EXERCISE PROMPT:
Repeat the lines below exactly as they appear, but leave out the images.

DATASET ENTRIES:
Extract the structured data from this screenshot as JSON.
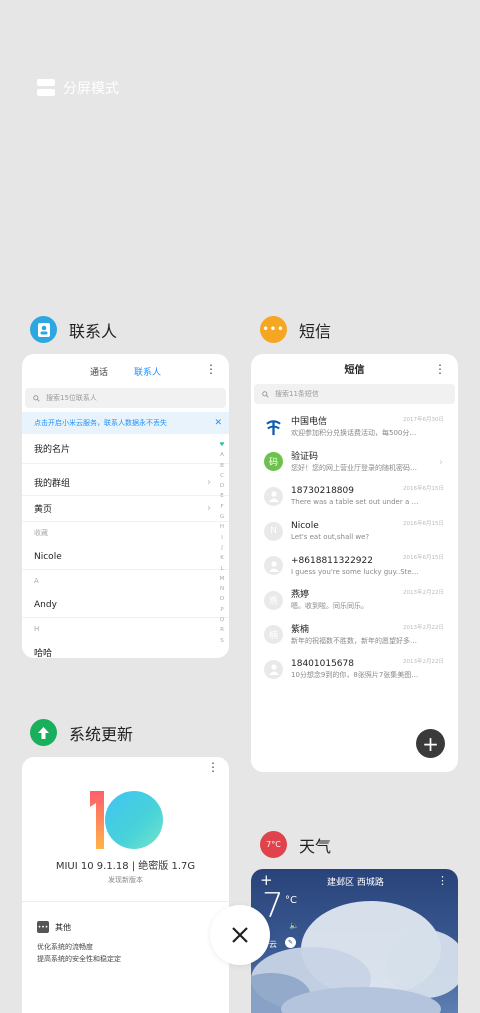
{
  "split_screen": {
    "label": "分屏模式",
    "icon": "split-screen-icon"
  },
  "contacts_app": {
    "title": "联系人",
    "icon_color": "#2ea7e0",
    "tabs": [
      "通话",
      "联系人"
    ],
    "search_placeholder": "搜索15位联系人",
    "banner": "点击开启小米云服务，联系人数据永不丢失",
    "rows": {
      "my_card": "我的名片",
      "my_groups": "我的群组",
      "yellow_pages": "黄页"
    },
    "sections": {
      "favorites": "收藏",
      "a": "A",
      "h": "H"
    },
    "contacts": {
      "nicole": "Nicole",
      "andy": "Andy",
      "haha": "哈哈"
    },
    "alphabet": [
      "♥",
      "A",
      "B",
      "C",
      "D",
      "E",
      "F",
      "G",
      "H",
      "I",
      "J",
      "K",
      "L",
      "M",
      "N",
      "O",
      "P",
      "Q",
      "R",
      "S"
    ]
  },
  "sms_app": {
    "title": "短信",
    "icon_color": "#f5a623",
    "header": "短信",
    "search_placeholder": "搜索11条短信",
    "messages": [
      {
        "name": "中国电信",
        "preview": "欢迎参加积分兑换话费活动，每500分可...",
        "date": "2017年6月30日",
        "avatar": "telecom-logo-icon",
        "avatar_text": ""
      },
      {
        "name": "验证码",
        "preview": "您好！您的网上营业厅登录的随机密码为...",
        "date": "",
        "avatar": "verification-code-icon",
        "avatar_text": "码"
      },
      {
        "name": "18730218809",
        "preview": "There was a table set out under a tree i...",
        "date": "2016年6月15日",
        "avatar": "person-icon",
        "avatar_text": ""
      },
      {
        "name": "Nicole",
        "preview": "Let's eat out,shall we?",
        "date": "2016年6月15日",
        "avatar": "letter-avatar",
        "avatar_text": "N"
      },
      {
        "name": "+8618811322922",
        "preview": "I guess you're some lucky guy..Stepha...",
        "date": "2016年6月15日",
        "avatar": "person-icon",
        "avatar_text": ""
      },
      {
        "name": "燕婷",
        "preview": "嗯。收到啦。同乐同乐。",
        "date": "2013年2月22日",
        "avatar": "letter-avatar",
        "avatar_text": "燕"
      },
      {
        "name": "紫楠",
        "preview": "新年的祝福数不胜数，新年的愿望好多好多...",
        "date": "2013年2月22日",
        "avatar": "letter-avatar",
        "avatar_text": "楠"
      },
      {
        "name": "18401015678",
        "preview": "10分想念9到的你，8张照片7张集美图，6只...",
        "date": "2013年2月22日",
        "avatar": "person-icon",
        "avatar_text": ""
      }
    ],
    "fab": "+"
  },
  "update_app": {
    "title": "系统更新",
    "icon_color": "#1aaf5d",
    "version": "MIUI 10 9.1.18 | 绝密版 1.7G",
    "subtitle": "发现新版本",
    "section_title": "其他",
    "lines": [
      "优化系统的流畅度",
      "提高系统的安全性和稳定定"
    ]
  },
  "weather_app": {
    "title": "天气",
    "icon_text": "7°C",
    "icon_color": "#e0434b",
    "location": "建邺区 西城路",
    "temperature": "7",
    "unit": "°C",
    "condition": "云"
  },
  "close_button": {
    "icon": "close-icon"
  }
}
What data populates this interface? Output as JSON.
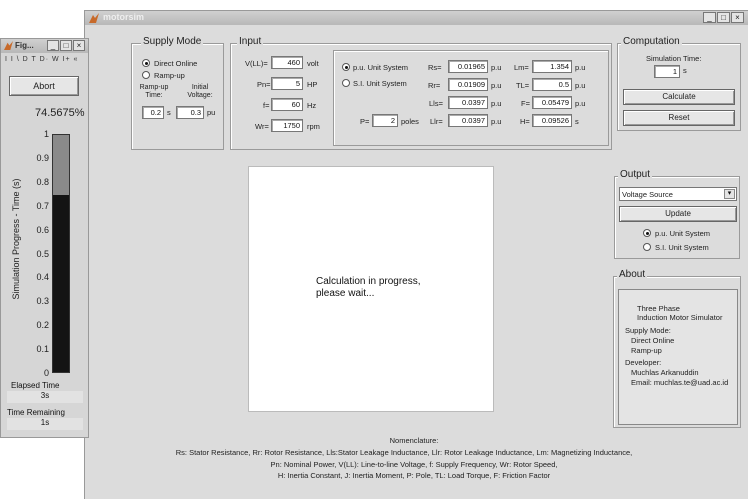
{
  "main_window": {
    "title": "motorsim"
  },
  "progress_window": {
    "title": "Fig...",
    "menu": "I I \\ D T D· W I+ «",
    "abort_label": "Abort",
    "percent": "74.5675%",
    "progress_fraction": 0.745675,
    "y_ticks": [
      "1",
      "0.9",
      "0.8",
      "0.7",
      "0.6",
      "0.5",
      "0.4",
      "0.3",
      "0.2",
      "0.1",
      "0"
    ],
    "ylabel": "Simulation Progress - Time (s)",
    "elapsed_label": "Elapsed Time",
    "elapsed_value": "3s",
    "remaining_label": "Time Remaining",
    "remaining_value": "1s"
  },
  "supply_mode": {
    "title": "Supply Mode",
    "direct_online_label": "Direct Online",
    "ramp_up_label": "Ramp-up",
    "selected": "direct_online",
    "ramp_time_label": "Ramp-up Time:",
    "initial_voltage_label": "Initial Voltage:",
    "ramp_time_value": "0.2",
    "ramp_time_unit": "s",
    "initial_voltage_value": "0.3",
    "initial_voltage_unit": "pu"
  },
  "input": {
    "title": "Input",
    "vll_label": "V(LL)=",
    "vll_value": "460",
    "vll_unit": "volt",
    "pn_label": "Pn=",
    "pn_value": "5",
    "pn_unit": "HP",
    "f_label": "f=",
    "f_value": "60",
    "f_unit": "Hz",
    "wr_label": "Wr=",
    "wr_value": "1750",
    "wr_unit": "rpm",
    "pu_system_label": "p.u. Unit System",
    "si_system_label": "S.I. Unit System",
    "unit_selected": "pu",
    "rs_label": "Rs=",
    "rs_value": "0.01965",
    "rs_unit": "p.u",
    "rr_label": "Rr=",
    "rr_value": "0.01909",
    "rr_unit": "p.u",
    "lls_label": "Lls=",
    "lls_value": "0.0397",
    "lls_unit": "p.u",
    "llr_label": "Llr=",
    "llr_value": "0.0397",
    "llr_unit": "p.u",
    "lm_label": "Lm=",
    "lm_value": "1.354",
    "lm_unit": "p.u",
    "tl_label": "TL=",
    "tl_value": "0.5",
    "tl_unit": "p.u",
    "fr_label": "F=",
    "fr_value": "0.05479",
    "fr_unit": "p.u",
    "h_label": "H=",
    "h_value": "0.09526",
    "h_unit": "s",
    "p_label": "P=",
    "p_value": "2",
    "p_unit": "poles"
  },
  "computation": {
    "title": "Computation",
    "sim_time_label": "Simulation Time:",
    "sim_time_value": "1",
    "sim_time_unit": "s",
    "calculate_label": "Calculate",
    "reset_label": "Reset"
  },
  "output": {
    "title": "Output",
    "select_value": "Voltage Source",
    "update_label": "Update",
    "pu_label": "p.u. Unit System",
    "si_label": "S.I. Unit System",
    "selected": "pu"
  },
  "about": {
    "title": "About",
    "line1": "Three Phase",
    "line2": "Induction Motor Simulator",
    "line3": "Supply Mode:",
    "line4": "Direct Online",
    "line5": "Ramp-up",
    "line6": "Developer:",
    "line7": "Muchlas Arkanuddin",
    "line8": "Email: muchlas.te@uad.ac.id"
  },
  "status": {
    "line1": "Calculation in progress,",
    "line2": "please wait..."
  },
  "nomenclature": {
    "title": "Nomenclature:",
    "line1": "Rs: Stator Resistance, Rr: Rotor Resistance, Lls:Stator Leakage Inductance, Llr: Rotor Leakage Inductance, Lm: Magnetizing Inductance,",
    "line2": "Pn: Nominal Power, V(LL): Line-to-line Voltage, f: Supply Frequency, Wr: Rotor Speed,",
    "line3": "H: Inertia Constant, J: Inertia Moment, P: Pole, TL: Load Torque, F: Friction Factor"
  },
  "colors": {
    "bar_fill": "#141414",
    "bar_remaining": "#8a8a8a",
    "window_bg": "#dcdcdc"
  }
}
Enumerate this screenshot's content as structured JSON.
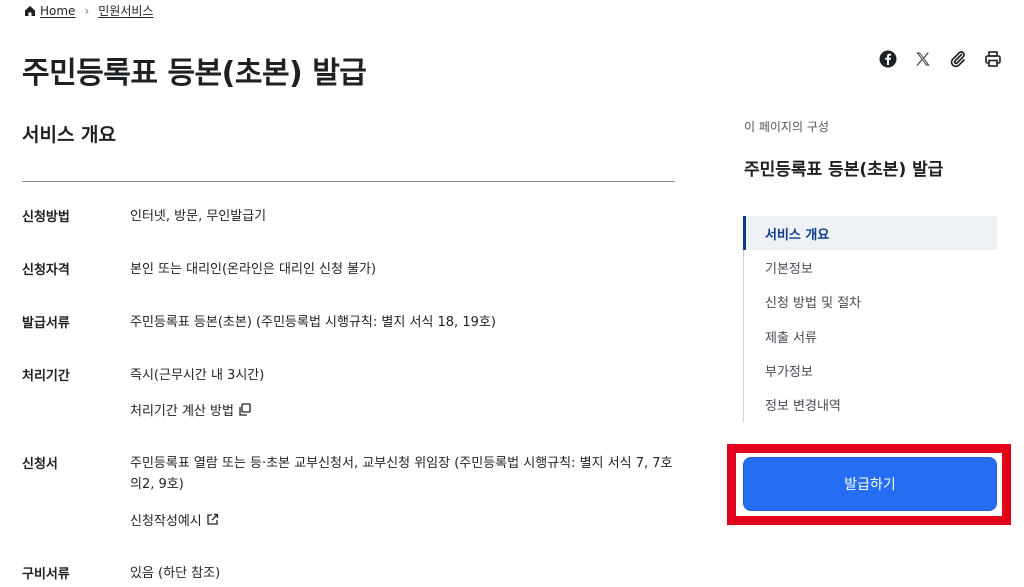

TASK ANSWER:
Extract the structured data from this screenshot as JSON.
{
  "split_screen": {
    "label": "分屏模式",
    "icon": "split-screen-icon"
  },
  "contacts_app": {
    "title": "联系人",
    "icon_color": "#2ea7e0",
    "tabs": [
      "通话",
      "联系人"
    ],
    "search_placeholder": "搜索15位联系人",
    "banner": "点击开启小米云服务，联系人数据永不丢失",
    "rows": {
      "my_card": "我的名片",
      "my_groups": "我的群组",
      "yellow_pages": "黄页"
    },
    "sections": {
      "favorites": "收藏",
      "a": "A",
      "h": "H"
    },
    "contacts": {
      "nicole": "Nicole",
      "andy": "Andy",
      "haha": "哈哈"
    },
    "alphabet": [
      "♥",
      "A",
      "B",
      "C",
      "D",
      "E",
      "F",
      "G",
      "H",
      "I",
      "J",
      "K",
      "L",
      "M",
      "N",
      "O",
      "P",
      "Q",
      "R",
      "S"
    ]
  },
  "sms_app": {
    "title": "短信",
    "icon_color": "#f5a623",
    "header": "短信",
    "search_placeholder": "搜索11条短信",
    "messages": [
      {
        "name": "中国电信",
        "preview": "欢迎参加积分兑换话费活动，每500分可...",
        "date": "2017年6月30日",
        "avatar": "telecom-logo-icon",
        "avatar_text": ""
      },
      {
        "name": "验证码",
        "preview": "您好！您的网上营业厅登录的随机密码为...",
        "date": "",
        "avatar": "verification-code-icon",
        "avatar_text": "码"
      },
      {
        "name": "18730218809",
        "preview": "There was a table set out under a tree i...",
        "date": "2016年6月15日",
        "avatar": "person-icon",
        "avatar_text": ""
      },
      {
        "name": "Nicole",
        "preview": "Let's eat out,shall we?",
        "date": "2016年6月15日",
        "avatar": "letter-avatar",
        "avatar_text": "N"
      },
      {
        "name": "+8618811322922",
        "preview": "I guess you're some lucky guy..Stepha...",
        "date": "2016年6月15日",
        "avatar": "person-icon",
        "avatar_text": ""
      },
      {
        "name": "燕婷",
        "preview": "嗯。收到啦。同乐同乐。",
        "date": "2013年2月22日",
        "avatar": "letter-avatar",
        "avatar_text": "燕"
      },
      {
        "name": "紫楠",
        "preview": "新年的祝福数不胜数，新年的愿望好多好多...",
        "date": "2013年2月22日",
        "avatar": "letter-avatar",
        "avatar_text": "楠"
      },
      {
        "name": "18401015678",
        "preview": "10分想念9到的你，8张照片7张集美图，6只...",
        "date": "2013年2月22日",
        "avatar": "person-icon",
        "avatar_text": ""
      }
    ],
    "fab": "+"
  },
  "update_app": {
    "title": "系统更新",
    "icon_color": "#1aaf5d",
    "version": "MIUI 10 9.1.18 | 绝密版 1.7G",
    "subtitle": "发现新版本",
    "section_title": "其他",
    "lines": [
      "优化系统的流畅度",
      "提高系统的安全性和稳定定"
    ]
  },
  "weather_app": {
    "title": "天气",
    "icon_text": "7°C",
    "icon_color": "#e0434b",
    "location": "建邺区 西城路",
    "temperature": "7",
    "unit": "°C",
    "condition": "云"
  },
  "close_button": {
    "icon": "close-icon"
  }
}
What data populates this interface? Output as JSON.
{
  "main_window": {
    "title": "motorsim"
  },
  "progress_window": {
    "title": "Fig...",
    "menu": "I I \\ D T D· W I+ «",
    "abort_label": "Abort",
    "percent": "74.5675%",
    "progress_fraction": 0.745675,
    "y_ticks": [
      "1",
      "0.9",
      "0.8",
      "0.7",
      "0.6",
      "0.5",
      "0.4",
      "0.3",
      "0.2",
      "0.1",
      "0"
    ],
    "ylabel": "Simulation Progress - Time (s)",
    "elapsed_label": "Elapsed Time",
    "elapsed_value": "3s",
    "remaining_label": "Time Remaining",
    "remaining_value": "1s"
  },
  "supply_mode": {
    "title": "Supply Mode",
    "direct_online_label": "Direct Online",
    "ramp_up_label": "Ramp-up",
    "selected": "direct_online",
    "ramp_time_label": "Ramp-up Time:",
    "initial_voltage_label": "Initial Voltage:",
    "ramp_time_value": "0.2",
    "ramp_time_unit": "s",
    "initial_voltage_value": "0.3",
    "initial_voltage_unit": "pu"
  },
  "input": {
    "title": "Input",
    "vll_label": "V(LL)=",
    "vll_value": "460",
    "vll_unit": "volt",
    "pn_label": "Pn=",
    "pn_value": "5",
    "pn_unit": "HP",
    "f_label": "f=",
    "f_value": "60",
    "f_unit": "Hz",
    "wr_label": "Wr=",
    "wr_value": "1750",
    "wr_unit": "rpm",
    "pu_system_label": "p.u. Unit System",
    "si_system_label": "S.I. Unit System",
    "unit_selected": "pu",
    "rs_label": "Rs=",
    "rs_value": "0.01965",
    "rs_unit": "p.u",
    "rr_label": "Rr=",
    "rr_value": "0.01909",
    "rr_unit": "p.u",
    "lls_label": "Lls=",
    "lls_value": "0.0397",
    "lls_unit": "p.u",
    "llr_label": "Llr=",
    "llr_value": "0.0397",
    "llr_unit": "p.u",
    "lm_label": "Lm=",
    "lm_value": "1.354",
    "lm_unit": "p.u",
    "tl_label": "TL=",
    "tl_value": "0.5",
    "tl_unit": "p.u",
    "fr_label": "F=",
    "fr_value": "0.05479",
    "fr_unit": "p.u",
    "h_label": "H=",
    "h_value": "0.09526",
    "h_unit": "s",
    "p_label": "P=",
    "p_value": "2",
    "p_unit": "poles"
  },
  "computation": {
    "title": "Computation",
    "sim_time_label": "Simulation Time:",
    "sim_time_value": "1",
    "sim_time_unit": "s",
    "calculate_label": "Calculate",
    "reset_label": "Reset"
  },
  "output": {
    "title": "Output",
    "select_value": "Voltage Source",
    "update_label": "Update",
    "pu_label": "p.u. Unit System",
    "si_label": "S.I. Unit System",
    "selected": "pu"
  },
  "about": {
    "title": "About",
    "line1": "Three Phase",
    "line2": "Induction Motor Simulator",
    "line3": "Supply Mode:",
    "line4": "Direct Online",
    "line5": "Ramp-up",
    "line6": "Developer:",
    "line7": "Muchlas Arkanuddin",
    "line8": "Email: muchlas.te@uad.ac.id"
  },
  "status": {
    "line1": "Calculation in progress,",
    "line2": "please wait..."
  },
  "nomenclature": {
    "title": "Nomenclature:",
    "line1": "Rs: Stator Resistance, Rr: Rotor Resistance, Lls:Stator Leakage Inductance, Llr: Rotor Leakage Inductance, Lm: Magnetizing Inductance,",
    "line2": "Pn: Nominal Power, V(LL): Line-to-line Voltage, f: Supply Frequency, Wr: Rotor Speed,",
    "line3": "H: Inertia Constant, J: Inertia Moment, P: Pole, TL: Load Torque, F: Friction Factor"
  },
  "colors": {
    "bar_fill": "#141414",
    "bar_remaining": "#8a8a8a",
    "window_bg": "#dcdcdc"
  }
}
Enumerate this screenshot's content as structured JSON.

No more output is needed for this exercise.